- WHAT YOU NEED TO DO: Pull every line with the word "this" out of the entries below.

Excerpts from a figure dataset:
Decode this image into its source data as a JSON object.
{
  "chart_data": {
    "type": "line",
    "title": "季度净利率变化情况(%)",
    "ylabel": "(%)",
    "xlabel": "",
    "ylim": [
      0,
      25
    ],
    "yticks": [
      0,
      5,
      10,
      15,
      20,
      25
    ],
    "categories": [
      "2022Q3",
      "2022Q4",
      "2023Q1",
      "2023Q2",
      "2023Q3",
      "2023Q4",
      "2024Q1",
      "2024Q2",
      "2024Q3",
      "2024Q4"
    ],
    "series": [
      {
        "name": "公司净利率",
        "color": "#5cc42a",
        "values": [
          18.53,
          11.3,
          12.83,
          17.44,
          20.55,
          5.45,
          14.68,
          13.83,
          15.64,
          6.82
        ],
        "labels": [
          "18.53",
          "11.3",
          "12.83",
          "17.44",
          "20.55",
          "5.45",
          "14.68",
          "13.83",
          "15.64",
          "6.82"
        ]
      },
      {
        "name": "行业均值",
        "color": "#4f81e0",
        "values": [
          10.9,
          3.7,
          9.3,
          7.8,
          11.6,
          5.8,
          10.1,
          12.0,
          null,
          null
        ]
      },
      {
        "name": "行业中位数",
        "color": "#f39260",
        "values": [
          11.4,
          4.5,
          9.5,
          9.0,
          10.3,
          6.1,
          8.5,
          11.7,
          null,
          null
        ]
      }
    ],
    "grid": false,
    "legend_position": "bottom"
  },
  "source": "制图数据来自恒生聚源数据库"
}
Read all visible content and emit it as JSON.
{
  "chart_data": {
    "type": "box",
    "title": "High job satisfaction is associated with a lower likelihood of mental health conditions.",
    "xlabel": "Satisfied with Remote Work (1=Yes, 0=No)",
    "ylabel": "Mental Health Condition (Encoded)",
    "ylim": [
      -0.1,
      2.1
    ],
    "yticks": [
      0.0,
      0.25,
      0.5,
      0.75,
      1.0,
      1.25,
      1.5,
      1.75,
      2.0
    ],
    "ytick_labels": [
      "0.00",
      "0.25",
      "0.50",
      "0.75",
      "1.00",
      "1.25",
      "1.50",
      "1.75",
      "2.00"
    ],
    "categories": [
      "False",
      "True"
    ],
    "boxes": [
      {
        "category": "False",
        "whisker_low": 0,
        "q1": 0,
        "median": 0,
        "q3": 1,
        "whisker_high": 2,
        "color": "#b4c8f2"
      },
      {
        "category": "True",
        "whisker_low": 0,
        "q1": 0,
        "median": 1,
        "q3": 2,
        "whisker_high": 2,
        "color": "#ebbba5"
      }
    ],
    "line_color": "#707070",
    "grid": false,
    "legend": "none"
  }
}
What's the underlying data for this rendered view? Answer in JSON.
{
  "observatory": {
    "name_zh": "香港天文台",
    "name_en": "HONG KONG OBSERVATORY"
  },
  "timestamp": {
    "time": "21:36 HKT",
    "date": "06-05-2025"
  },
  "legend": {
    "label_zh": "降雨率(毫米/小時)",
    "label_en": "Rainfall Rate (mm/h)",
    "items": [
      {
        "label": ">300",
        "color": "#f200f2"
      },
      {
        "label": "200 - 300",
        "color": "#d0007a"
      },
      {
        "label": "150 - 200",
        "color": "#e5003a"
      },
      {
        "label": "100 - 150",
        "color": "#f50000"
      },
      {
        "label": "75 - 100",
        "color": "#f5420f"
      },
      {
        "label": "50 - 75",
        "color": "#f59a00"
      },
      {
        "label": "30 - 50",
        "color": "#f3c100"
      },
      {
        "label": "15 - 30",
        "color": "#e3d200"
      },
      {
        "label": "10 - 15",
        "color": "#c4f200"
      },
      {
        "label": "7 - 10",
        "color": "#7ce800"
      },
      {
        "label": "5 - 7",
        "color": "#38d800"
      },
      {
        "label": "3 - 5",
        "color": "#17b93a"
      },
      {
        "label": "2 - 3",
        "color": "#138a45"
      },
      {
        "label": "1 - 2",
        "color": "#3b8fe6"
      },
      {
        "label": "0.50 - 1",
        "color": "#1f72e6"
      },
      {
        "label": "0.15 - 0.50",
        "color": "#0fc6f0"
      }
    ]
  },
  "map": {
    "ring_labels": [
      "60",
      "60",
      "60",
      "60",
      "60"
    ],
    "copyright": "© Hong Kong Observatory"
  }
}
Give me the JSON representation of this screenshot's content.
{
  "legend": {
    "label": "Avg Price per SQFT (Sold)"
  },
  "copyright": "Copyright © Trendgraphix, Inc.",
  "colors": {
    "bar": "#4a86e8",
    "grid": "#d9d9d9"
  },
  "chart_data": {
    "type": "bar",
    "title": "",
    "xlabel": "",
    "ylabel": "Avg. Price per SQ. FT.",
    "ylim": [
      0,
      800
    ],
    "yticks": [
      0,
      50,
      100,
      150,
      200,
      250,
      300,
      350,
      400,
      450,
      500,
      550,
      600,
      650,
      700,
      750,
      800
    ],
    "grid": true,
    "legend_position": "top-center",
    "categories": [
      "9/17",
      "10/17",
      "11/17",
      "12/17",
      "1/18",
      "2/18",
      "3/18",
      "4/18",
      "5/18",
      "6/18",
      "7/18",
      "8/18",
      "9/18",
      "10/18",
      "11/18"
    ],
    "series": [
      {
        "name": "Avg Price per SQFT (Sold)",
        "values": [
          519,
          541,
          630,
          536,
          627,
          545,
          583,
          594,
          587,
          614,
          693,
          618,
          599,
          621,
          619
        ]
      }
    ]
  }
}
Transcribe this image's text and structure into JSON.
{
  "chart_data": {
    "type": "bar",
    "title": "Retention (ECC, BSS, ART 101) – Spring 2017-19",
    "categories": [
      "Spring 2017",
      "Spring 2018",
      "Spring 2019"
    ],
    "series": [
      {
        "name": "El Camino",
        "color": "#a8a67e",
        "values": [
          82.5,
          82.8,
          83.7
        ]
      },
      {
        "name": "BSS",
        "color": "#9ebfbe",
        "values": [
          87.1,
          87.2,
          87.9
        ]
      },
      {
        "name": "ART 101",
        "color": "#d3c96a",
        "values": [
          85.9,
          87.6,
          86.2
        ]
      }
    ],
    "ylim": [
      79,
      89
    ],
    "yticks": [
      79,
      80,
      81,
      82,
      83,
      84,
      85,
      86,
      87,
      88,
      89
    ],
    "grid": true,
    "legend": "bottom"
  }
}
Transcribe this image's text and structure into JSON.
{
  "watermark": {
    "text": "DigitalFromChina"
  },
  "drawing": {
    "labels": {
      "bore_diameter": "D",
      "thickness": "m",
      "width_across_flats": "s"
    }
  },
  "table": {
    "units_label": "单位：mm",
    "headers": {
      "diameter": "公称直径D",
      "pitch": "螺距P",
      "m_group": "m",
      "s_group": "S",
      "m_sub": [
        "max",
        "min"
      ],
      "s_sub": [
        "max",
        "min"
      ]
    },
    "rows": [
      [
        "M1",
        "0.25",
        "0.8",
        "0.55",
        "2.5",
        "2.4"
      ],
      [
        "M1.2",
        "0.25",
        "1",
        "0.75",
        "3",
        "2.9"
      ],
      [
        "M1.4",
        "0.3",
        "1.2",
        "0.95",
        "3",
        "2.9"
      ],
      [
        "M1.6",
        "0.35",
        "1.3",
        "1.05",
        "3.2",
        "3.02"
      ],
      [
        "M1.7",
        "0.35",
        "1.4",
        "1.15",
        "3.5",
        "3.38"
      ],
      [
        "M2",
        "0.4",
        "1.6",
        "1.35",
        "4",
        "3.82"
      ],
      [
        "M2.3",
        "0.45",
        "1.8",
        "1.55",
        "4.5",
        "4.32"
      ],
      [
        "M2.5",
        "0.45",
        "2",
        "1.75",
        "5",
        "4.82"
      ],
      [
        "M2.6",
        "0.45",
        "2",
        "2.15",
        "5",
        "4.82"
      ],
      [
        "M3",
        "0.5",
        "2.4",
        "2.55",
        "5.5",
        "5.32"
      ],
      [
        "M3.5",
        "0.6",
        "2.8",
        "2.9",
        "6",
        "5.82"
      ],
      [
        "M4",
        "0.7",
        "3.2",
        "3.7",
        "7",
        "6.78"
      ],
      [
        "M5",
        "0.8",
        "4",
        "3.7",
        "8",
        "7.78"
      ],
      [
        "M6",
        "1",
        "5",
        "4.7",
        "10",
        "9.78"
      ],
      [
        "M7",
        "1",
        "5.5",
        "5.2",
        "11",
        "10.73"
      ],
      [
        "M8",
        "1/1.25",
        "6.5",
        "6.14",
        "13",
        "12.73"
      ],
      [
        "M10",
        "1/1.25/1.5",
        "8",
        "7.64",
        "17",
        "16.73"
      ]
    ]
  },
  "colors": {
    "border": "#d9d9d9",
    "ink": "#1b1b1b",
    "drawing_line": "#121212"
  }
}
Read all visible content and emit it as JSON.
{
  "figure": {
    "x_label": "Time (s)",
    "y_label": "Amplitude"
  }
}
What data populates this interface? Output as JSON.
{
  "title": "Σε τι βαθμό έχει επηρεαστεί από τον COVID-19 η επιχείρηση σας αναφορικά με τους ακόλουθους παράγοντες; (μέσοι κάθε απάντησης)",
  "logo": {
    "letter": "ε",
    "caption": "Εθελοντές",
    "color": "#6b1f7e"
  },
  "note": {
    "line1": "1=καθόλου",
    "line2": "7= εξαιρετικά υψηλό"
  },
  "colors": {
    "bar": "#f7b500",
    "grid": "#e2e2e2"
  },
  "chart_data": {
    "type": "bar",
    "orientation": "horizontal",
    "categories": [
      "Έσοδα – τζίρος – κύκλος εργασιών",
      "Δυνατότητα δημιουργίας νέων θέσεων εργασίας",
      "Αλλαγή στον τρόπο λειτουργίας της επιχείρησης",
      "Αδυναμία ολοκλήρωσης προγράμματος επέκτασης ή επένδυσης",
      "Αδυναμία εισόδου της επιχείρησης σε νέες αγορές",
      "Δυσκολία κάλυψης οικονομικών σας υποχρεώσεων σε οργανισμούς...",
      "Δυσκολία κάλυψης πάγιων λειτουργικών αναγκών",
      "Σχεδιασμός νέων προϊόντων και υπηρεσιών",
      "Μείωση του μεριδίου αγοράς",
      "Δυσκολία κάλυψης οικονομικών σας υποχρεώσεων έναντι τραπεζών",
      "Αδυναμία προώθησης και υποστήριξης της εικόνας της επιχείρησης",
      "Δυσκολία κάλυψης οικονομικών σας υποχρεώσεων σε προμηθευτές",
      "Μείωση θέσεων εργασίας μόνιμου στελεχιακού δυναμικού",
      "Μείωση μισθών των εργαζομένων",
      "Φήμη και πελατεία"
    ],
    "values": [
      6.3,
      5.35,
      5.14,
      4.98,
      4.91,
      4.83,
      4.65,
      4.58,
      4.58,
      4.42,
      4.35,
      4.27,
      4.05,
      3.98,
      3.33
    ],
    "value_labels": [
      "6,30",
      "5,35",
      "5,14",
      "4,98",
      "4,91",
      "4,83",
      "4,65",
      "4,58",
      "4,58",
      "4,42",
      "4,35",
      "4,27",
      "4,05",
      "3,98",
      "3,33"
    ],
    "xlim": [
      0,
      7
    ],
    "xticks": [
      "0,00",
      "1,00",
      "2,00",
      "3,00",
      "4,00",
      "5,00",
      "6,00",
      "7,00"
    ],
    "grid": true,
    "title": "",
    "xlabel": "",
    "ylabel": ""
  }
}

- COMPLETED TASK:
Decode this image into its source data as a JSON object.
What's the underlying data for this rendered view? Answer in JSON.
Give me the JSON representation of this screenshot's content.
Transcribe this image's text and structure into JSON.
Transcribe this image's text and structure into JSON.
What data populates this interface? Output as JSON.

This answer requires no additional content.